__WORK TO DO__: The records should be repeated word for word, pictures excluded.

__PROVIDED RECORDS__:
START

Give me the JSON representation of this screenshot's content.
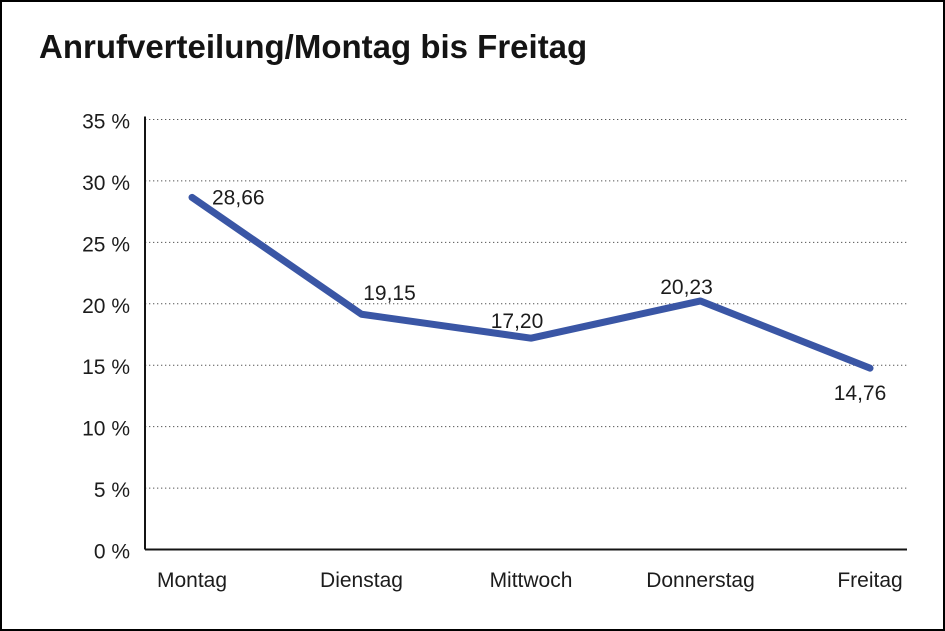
{
  "chart_data": {
    "type": "line",
    "title": "Anrufverteilung/Montag bis Freitag",
    "categories": [
      "Montag",
      "Dienstag",
      "Mittwoch",
      "Donnerstag",
      "Freitag"
    ],
    "values": [
      28.66,
      19.15,
      17.2,
      20.23,
      14.76
    ],
    "value_labels": [
      "28,66",
      "19,15",
      "17,20",
      "20,23",
      "14,76"
    ],
    "xlabel": "",
    "ylabel": "",
    "ylim": [
      0,
      35
    ],
    "ytick_step": 5,
    "ytick_labels": [
      "0 %",
      "5 %",
      "10 %",
      "15 %",
      "20 %",
      "25 %",
      "30 %",
      "35 %"
    ],
    "grid": true,
    "legend_position": "none"
  },
  "colors": {
    "line": "#3A56A5",
    "text": "#1C1C1C",
    "grid": "#555555",
    "axis": "#141414",
    "border": "#000000",
    "background": "#FFFFFF"
  }
}
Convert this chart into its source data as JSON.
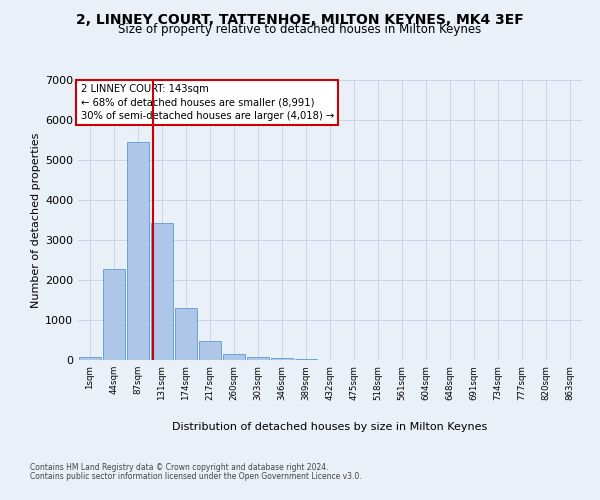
{
  "title_line1": "2, LINNEY COURT, TATTENHOE, MILTON KEYNES, MK4 3EF",
  "title_line2": "Size of property relative to detached houses in Milton Keynes",
  "xlabel": "Distribution of detached houses by size in Milton Keynes",
  "ylabel": "Number of detached properties",
  "annotation_line1": "2 LINNEY COURT: 143sqm",
  "annotation_line2": "← 68% of detached houses are smaller (8,991)",
  "annotation_line3": "30% of semi-detached houses are larger (4,018) →",
  "footnote1": "Contains HM Land Registry data © Crown copyright and database right 2024.",
  "footnote2": "Contains public sector information licensed under the Open Government Licence v3.0.",
  "bar_color": "#aec6e8",
  "bar_edge_color": "#5b9bd5",
  "grid_color": "#c8d4e8",
  "annotation_box_edge": "#cc0000",
  "vline_color": "#cc0000",
  "background_color": "#eaf0f8",
  "categories": [
    "1sqm",
    "44sqm",
    "87sqm",
    "131sqm",
    "174sqm",
    "217sqm",
    "260sqm",
    "303sqm",
    "346sqm",
    "389sqm",
    "432sqm",
    "475sqm",
    "518sqm",
    "561sqm",
    "604sqm",
    "648sqm",
    "691sqm",
    "734sqm",
    "777sqm",
    "820sqm",
    "863sqm"
  ],
  "values": [
    75,
    2270,
    5460,
    3430,
    1310,
    470,
    160,
    85,
    55,
    30,
    0,
    0,
    0,
    0,
    0,
    0,
    0,
    0,
    0,
    0,
    0
  ],
  "ylim": [
    0,
    7000
  ],
  "yticks": [
    0,
    1000,
    2000,
    3000,
    4000,
    5000,
    6000,
    7000
  ],
  "vline_x": 2.62
}
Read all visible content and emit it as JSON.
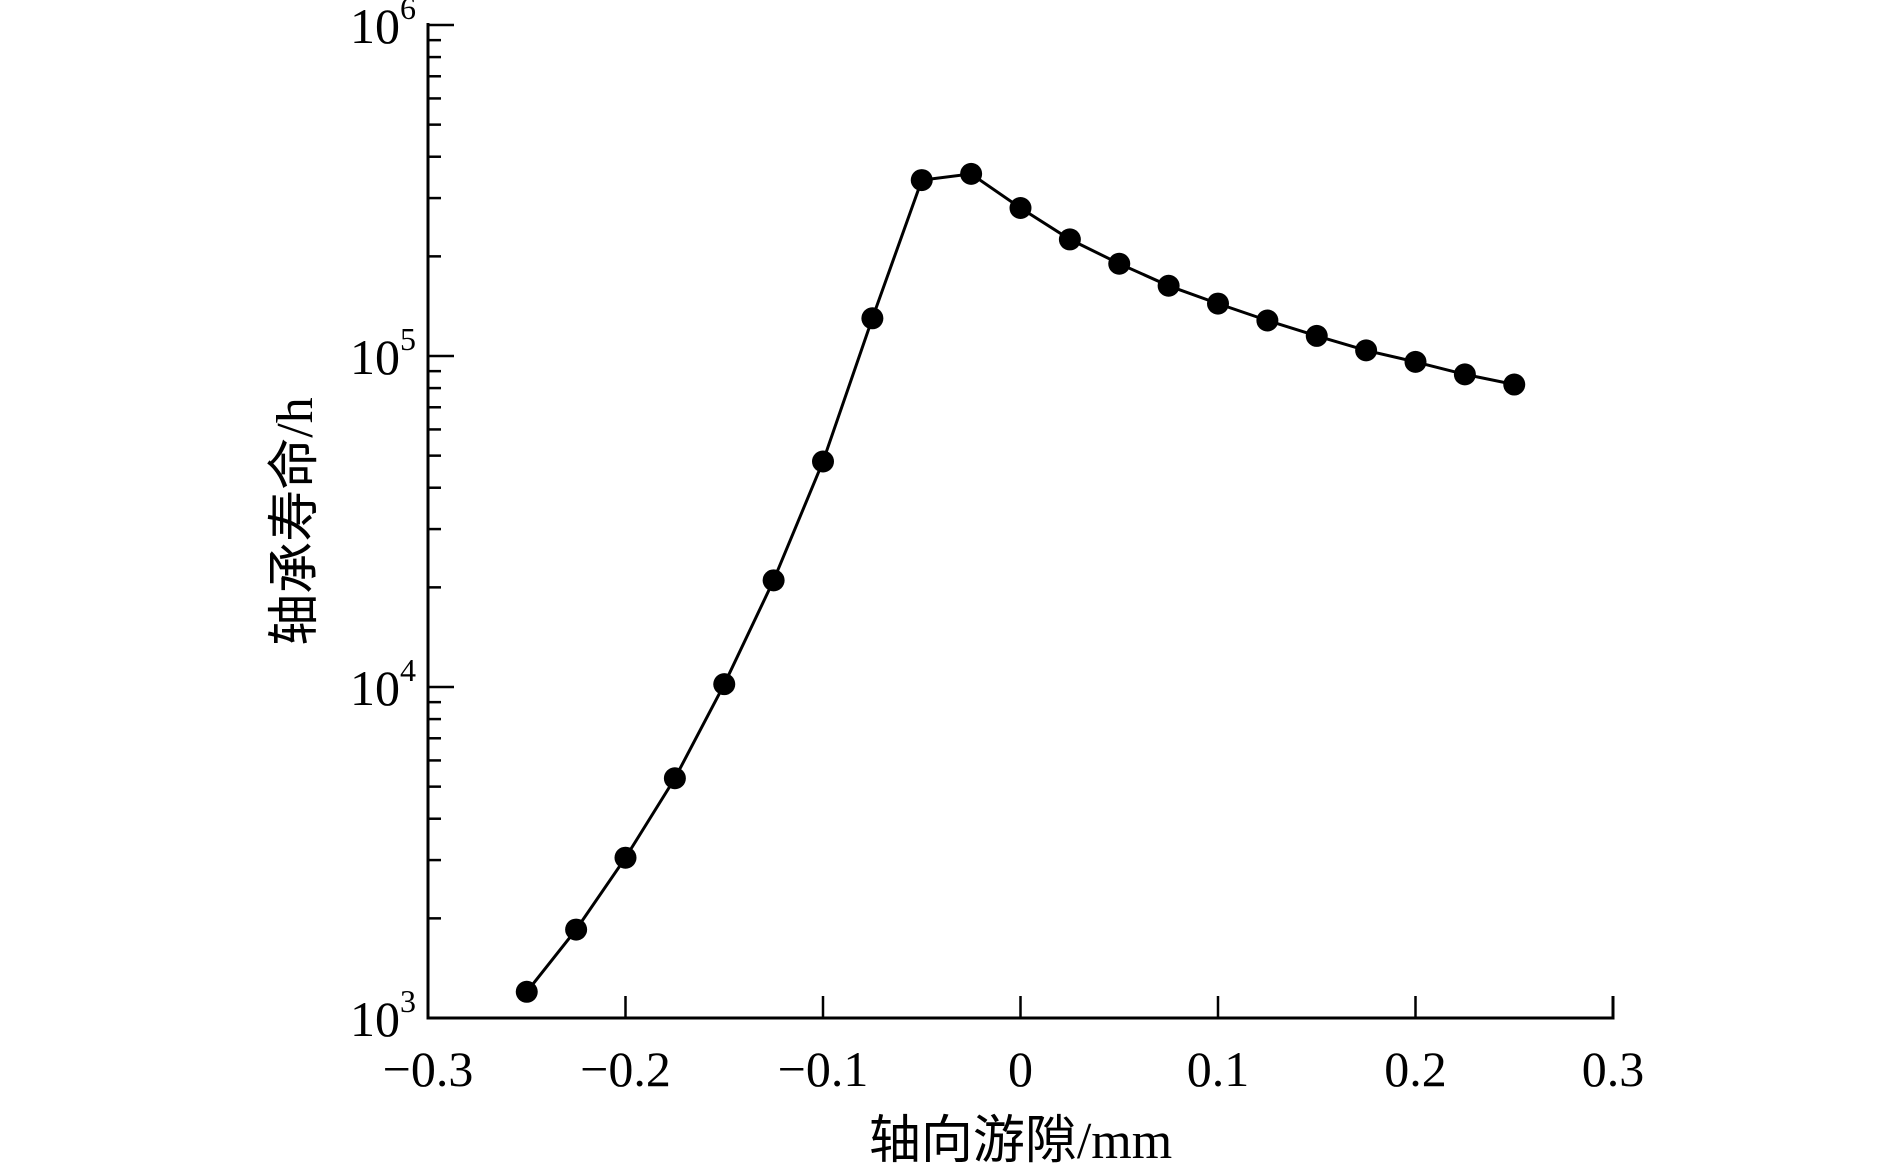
{
  "chart_data": {
    "type": "line",
    "title": "",
    "xlabel": "轴向游隙/mm",
    "ylabel": "轴承寿命/h",
    "xlim": [
      -0.3,
      0.3
    ],
    "ylim": [
      1000,
      1000000
    ],
    "yscale": "log",
    "grid": false,
    "legend": "none",
    "x_ticks": [
      {
        "value": -0.3,
        "label": "−0.3"
      },
      {
        "value": -0.2,
        "label": "−0.2"
      },
      {
        "value": -0.1,
        "label": "−0.1"
      },
      {
        "value": 0,
        "label": "0"
      },
      {
        "value": 0.1,
        "label": "0.1"
      },
      {
        "value": 0.2,
        "label": "0.2"
      },
      {
        "value": 0.3,
        "label": "0.3"
      }
    ],
    "y_ticks": [
      {
        "value": 1000,
        "base": "10",
        "exp": "3"
      },
      {
        "value": 10000,
        "base": "10",
        "exp": "4"
      },
      {
        "value": 100000,
        "base": "10",
        "exp": "5"
      },
      {
        "value": 1000000,
        "base": "10",
        "exp": "6"
      }
    ],
    "series": [
      {
        "x": [
          -0.25,
          -0.225,
          -0.2,
          -0.175,
          -0.15,
          -0.125,
          -0.1,
          -0.075,
          -0.05,
          -0.025,
          0,
          0.025,
          0.05,
          0.075,
          0.1,
          0.125,
          0.15,
          0.175,
          0.2,
          0.225,
          0.25
        ],
        "y": [
          1200,
          1850,
          3050,
          5300,
          10200,
          21000,
          48000,
          130000,
          340000,
          355000,
          280000,
          225000,
          190000,
          163000,
          144000,
          128000,
          115000,
          104000,
          96000,
          88000,
          82000
        ],
        "color": "#000000",
        "marker": "circle"
      }
    ]
  }
}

END

__ANSWER TO THE EXERCISE__:
Give me the JSON representation of this screenshot's content.
{
  "chart_data": {
    "type": "line",
    "title": "Anrufverteilung/Montag bis Freitag",
    "categories": [
      "Montag",
      "Dienstag",
      "Mittwoch",
      "Donnerstag",
      "Freitag"
    ],
    "values": [
      28.66,
      19.15,
      17.2,
      20.23,
      14.76
    ],
    "value_labels": [
      "28,66",
      "19,15",
      "17,20",
      "20,23",
      "14,76"
    ],
    "xlabel": "",
    "ylabel": "",
    "ylim": [
      0,
      35
    ],
    "ytick_step": 5,
    "ytick_labels": [
      "0 %",
      "5 %",
      "10 %",
      "15 %",
      "20 %",
      "25 %",
      "30 %",
      "35 %"
    ],
    "grid": true,
    "legend_position": "none"
  },
  "colors": {
    "line": "#3A56A5",
    "text": "#1C1C1C",
    "grid": "#555555",
    "axis": "#141414",
    "border": "#000000",
    "background": "#FFFFFF"
  }
}
Convert this chart into its source data as JSON.
{
  "title_line1": "2, LINNEY COURT, TATTENHOE, MILTON KEYNES, MK4 3EF",
  "title_line2": "Size of property relative to detached houses in Milton Keynes",
  "xlabel": "Distribution of detached houses by size in Milton Keynes",
  "ylabel": "Number of detached properties",
  "annotation_line1": "2 LINNEY COURT: 143sqm",
  "annotation_line2": "← 68% of detached houses are smaller (8,991)",
  "annotation_line3": "30% of semi-detached houses are larger (4,018) →",
  "footnote1": "Contains HM Land Registry data © Crown copyright and database right 2024.",
  "footnote2": "Contains public sector information licensed under the Open Government Licence v3.0.",
  "bar_color": "#aec6e8",
  "bar_edge_color": "#5b9bd5",
  "grid_color": "#c8d4e8",
  "annotation_box_edge": "#cc0000",
  "vline_color": "#cc0000",
  "background_color": "#eaf0f8",
  "categories": [
    "1sqm",
    "44sqm",
    "87sqm",
    "131sqm",
    "174sqm",
    "217sqm",
    "260sqm",
    "303sqm",
    "346sqm",
    "389sqm",
    "432sqm",
    "475sqm",
    "518sqm",
    "561sqm",
    "604sqm",
    "648sqm",
    "691sqm",
    "734sqm",
    "777sqm",
    "820sqm",
    "863sqm"
  ],
  "values": [
    75,
    2270,
    5460,
    3430,
    1310,
    470,
    160,
    85,
    55,
    30,
    0,
    0,
    0,
    0,
    0,
    0,
    0,
    0,
    0,
    0,
    0
  ],
  "ylim": [
    0,
    7000
  ],
  "yticks": [
    0,
    1000,
    2000,
    3000,
    4000,
    5000,
    6000,
    7000
  ],
  "vline_x": 2.62
}
Read all visible content and emit it as JSON.
{
  "chart_data": {
    "type": "line",
    "title": "",
    "xlabel": "轴向游隙/mm",
    "ylabel": "轴承寿命/h",
    "xlim": [
      -0.3,
      0.3
    ],
    "ylim": [
      1000,
      1000000
    ],
    "yscale": "log",
    "grid": false,
    "legend": "none",
    "x_ticks": [
      {
        "value": -0.3,
        "label": "−0.3"
      },
      {
        "value": -0.2,
        "label": "−0.2"
      },
      {
        "value": -0.1,
        "label": "−0.1"
      },
      {
        "value": 0,
        "label": "0"
      },
      {
        "value": 0.1,
        "label": "0.1"
      },
      {
        "value": 0.2,
        "label": "0.2"
      },
      {
        "value": 0.3,
        "label": "0.3"
      }
    ],
    "y_ticks": [
      {
        "value": 1000,
        "base": "10",
        "exp": "3"
      },
      {
        "value": 10000,
        "base": "10",
        "exp": "4"
      },
      {
        "value": 100000,
        "base": "10",
        "exp": "5"
      },
      {
        "value": 1000000,
        "base": "10",
        "exp": "6"
      }
    ],
    "series": [
      {
        "x": [
          -0.25,
          -0.225,
          -0.2,
          -0.175,
          -0.15,
          -0.125,
          -0.1,
          -0.075,
          -0.05,
          -0.025,
          0,
          0.025,
          0.05,
          0.075,
          0.1,
          0.125,
          0.15,
          0.175,
          0.2,
          0.225,
          0.25
        ],
        "y": [
          1200,
          1850,
          3050,
          5300,
          10200,
          21000,
          48000,
          130000,
          340000,
          355000,
          280000,
          225000,
          190000,
          163000,
          144000,
          128000,
          115000,
          104000,
          96000,
          88000,
          82000
        ],
        "color": "#000000",
        "marker": "circle"
      }
    ]
  }
}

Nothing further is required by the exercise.